>> begin Text to read

[<prev] [next>] [<thread-prev] [day] [month] [year] [list]
Message-ID: <alpine.LFD.2.00.1108121021350.4535@dhcp-27-109.brq.redhat.com>
Date: Fri, 12 Aug 2011 10:40:39 +0200 (CEST)
From: Lukas Czerner <lczerner@...hat.com>
To: Andreas Dilger <adilger@...ger.ca>
cc: Lukas Czerner <lczerner@...hat.com>, linux-ext4@...r.kernel.org,
tytso@....edu
Subject: Re: [PATCH] e2fsprogs: Use punch hole as "discard" on regular
files
On Thu, 11 Aug 2011, Andreas Dilger wrote:
> On 2011-08-11, at 8:48 AM, Lukas Czerner wrote:
> > If e2fsprogs tools (mke2fs, e2fsck) is run on regular file instead of
> > on block device, we can use punch hole instead of regular discard
> > command which would not work on regular file anyway. This gives us
> > several advantages. First of all when e2fsck is run with '-E discard'
> > parameter it will punch out all ununsed space from the image, hence
> > trimming down the file system image. And secondly, when creating an
> > file system on regular file (with '-E discard' which is default), we
> > can use punch hole to clear the file content, hence we can skip inode
> > table initialization, because reads from sparse area returns zeros. This
> > will result in faster file system creation (without the need to specify
> > lazy_itable_init) and smaller images.

>> end Text to read

Required tasks
1. In the e2fsprogs patch message, which parameter makes e2fsck punch out all unused space from the image?
2. Continue the e2fsprogs patch message from where it stops.

>> begin Provided records

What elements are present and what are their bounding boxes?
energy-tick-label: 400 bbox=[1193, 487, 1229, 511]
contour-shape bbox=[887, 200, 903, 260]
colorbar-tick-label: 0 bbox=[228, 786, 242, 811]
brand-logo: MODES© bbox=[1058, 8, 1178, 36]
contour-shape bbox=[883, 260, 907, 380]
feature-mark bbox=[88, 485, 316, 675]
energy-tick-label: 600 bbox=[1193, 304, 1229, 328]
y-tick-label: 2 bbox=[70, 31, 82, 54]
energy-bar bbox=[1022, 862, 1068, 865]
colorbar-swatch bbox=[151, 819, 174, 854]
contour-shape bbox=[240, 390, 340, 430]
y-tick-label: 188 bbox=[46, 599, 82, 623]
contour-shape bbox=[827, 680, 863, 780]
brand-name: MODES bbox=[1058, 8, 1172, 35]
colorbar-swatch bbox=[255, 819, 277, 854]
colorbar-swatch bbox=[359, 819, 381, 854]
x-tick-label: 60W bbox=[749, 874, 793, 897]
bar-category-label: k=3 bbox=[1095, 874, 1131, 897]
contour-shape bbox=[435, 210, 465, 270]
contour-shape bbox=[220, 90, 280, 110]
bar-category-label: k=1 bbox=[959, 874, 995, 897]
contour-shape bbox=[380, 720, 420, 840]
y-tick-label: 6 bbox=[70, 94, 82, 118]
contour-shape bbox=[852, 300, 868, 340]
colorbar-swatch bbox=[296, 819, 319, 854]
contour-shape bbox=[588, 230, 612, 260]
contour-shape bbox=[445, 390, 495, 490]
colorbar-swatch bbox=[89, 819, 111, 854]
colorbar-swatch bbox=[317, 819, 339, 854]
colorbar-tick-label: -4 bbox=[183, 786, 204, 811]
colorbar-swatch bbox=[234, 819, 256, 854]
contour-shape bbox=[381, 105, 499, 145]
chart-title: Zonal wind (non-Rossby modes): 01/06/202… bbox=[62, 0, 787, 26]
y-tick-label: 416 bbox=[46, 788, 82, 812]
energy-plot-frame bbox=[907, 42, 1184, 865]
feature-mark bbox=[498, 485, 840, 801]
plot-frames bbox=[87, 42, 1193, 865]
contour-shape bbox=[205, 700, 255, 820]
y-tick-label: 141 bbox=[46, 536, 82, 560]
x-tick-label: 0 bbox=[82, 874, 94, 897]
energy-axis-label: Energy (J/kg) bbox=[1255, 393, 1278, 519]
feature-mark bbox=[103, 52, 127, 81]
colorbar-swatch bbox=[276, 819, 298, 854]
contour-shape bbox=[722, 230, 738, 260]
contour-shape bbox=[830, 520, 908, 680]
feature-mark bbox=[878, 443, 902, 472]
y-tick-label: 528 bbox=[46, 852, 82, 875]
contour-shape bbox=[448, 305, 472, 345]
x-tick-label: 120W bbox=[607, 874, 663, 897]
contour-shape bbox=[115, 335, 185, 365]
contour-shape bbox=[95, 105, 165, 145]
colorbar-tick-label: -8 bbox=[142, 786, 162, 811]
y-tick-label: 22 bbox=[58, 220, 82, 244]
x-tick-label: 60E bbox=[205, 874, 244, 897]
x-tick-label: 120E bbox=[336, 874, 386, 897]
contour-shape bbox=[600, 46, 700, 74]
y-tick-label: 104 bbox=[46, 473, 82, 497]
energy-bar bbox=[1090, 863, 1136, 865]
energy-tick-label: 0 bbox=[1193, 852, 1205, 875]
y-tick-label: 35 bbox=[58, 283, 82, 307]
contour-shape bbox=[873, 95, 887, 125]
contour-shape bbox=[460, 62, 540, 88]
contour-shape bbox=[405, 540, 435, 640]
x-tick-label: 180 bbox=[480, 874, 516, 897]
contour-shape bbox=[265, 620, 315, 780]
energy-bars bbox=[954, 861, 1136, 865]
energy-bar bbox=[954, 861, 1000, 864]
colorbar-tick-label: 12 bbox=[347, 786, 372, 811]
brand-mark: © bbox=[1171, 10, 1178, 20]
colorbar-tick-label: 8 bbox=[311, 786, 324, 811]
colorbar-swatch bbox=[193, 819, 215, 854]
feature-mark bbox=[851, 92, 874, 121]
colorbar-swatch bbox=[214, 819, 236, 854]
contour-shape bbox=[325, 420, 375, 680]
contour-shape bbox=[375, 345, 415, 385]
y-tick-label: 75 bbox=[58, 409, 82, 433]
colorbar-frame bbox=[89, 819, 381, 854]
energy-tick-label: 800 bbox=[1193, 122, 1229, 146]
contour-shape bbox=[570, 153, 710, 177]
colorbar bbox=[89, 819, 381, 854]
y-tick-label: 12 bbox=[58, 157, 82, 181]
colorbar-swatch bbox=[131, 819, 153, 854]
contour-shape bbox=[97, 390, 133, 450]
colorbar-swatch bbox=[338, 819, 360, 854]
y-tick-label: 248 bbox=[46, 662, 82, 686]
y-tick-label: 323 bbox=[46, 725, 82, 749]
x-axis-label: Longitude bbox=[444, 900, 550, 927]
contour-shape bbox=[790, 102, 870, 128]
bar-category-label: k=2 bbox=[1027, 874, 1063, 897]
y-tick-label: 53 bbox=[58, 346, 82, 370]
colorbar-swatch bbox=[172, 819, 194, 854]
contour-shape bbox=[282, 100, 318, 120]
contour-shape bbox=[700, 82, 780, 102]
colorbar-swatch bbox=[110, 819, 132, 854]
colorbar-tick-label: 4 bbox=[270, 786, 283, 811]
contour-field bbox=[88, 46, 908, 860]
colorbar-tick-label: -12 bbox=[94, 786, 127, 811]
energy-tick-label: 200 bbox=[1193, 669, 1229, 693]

>> end Provided records

Final answers
1. '-E discard'

2.
> >
> > This commit also fixes some tests that would wail due to mke2fs showing
> > discard progress, hence the output would differ.
> >
> > Signed-off-by: Lukas Czerner <lczerner@...hat.com>
> > ---
> > lib/ext2fs/ext2_io.h | 1 +
> > lib/ext2fs/unix_io.c | 46 ++++++++++++++++++++++++++++++++++----
> > misc/mke2fs.c | 10 ++++++-
> > tests/f_resize_inode/expect | 1 +
> > tests/m_dasd_bs/expect.1 | 1 +
> > tests/m_extent_journal/expect.1 | 1 +
> > tests/m_large_file/expect.1 | 1 +
> > tests/m_meta_bg/expect.1 | 1 +
> > tests/m_no_opt/expect.1 | 1 +
> > tests/m_raid_opt/expect.1 | 1 +
> > tests/m_std/expect.1 | 1 +
> > tests/m_uninit/expect.1 | 1 +
> > 12 files changed, 59 insertions(+), 7 deletions(-)
> >
> > diff --git a/lib/ext2fs/ext2_io.h b/lib/ext2fs/ext2_io.h
> > index e71ada9..bcc2f87 100644
> > --- a/lib/ext2fs/ext2_io.h
> > +++ b/lib/ext2fs/ext2_io.h
> > @@ -30,6 +30,7 @@ typedef struct struct_io_stats *io_stats;
> >
> > #define CHANNEL_FLAGS_WRITETHROUGH 0x01
> > #define CHANNEL_FLAGS_DISCARD_ZEROES 0x02
> > +#define CHANNEL_FLAGS_BLOCK_DEVICE 0x04
> >
> > #define io_channel_discard_zeroes_data(i) (i->flags & CHANNEL_FLAGS_DISCARD_ZEROES)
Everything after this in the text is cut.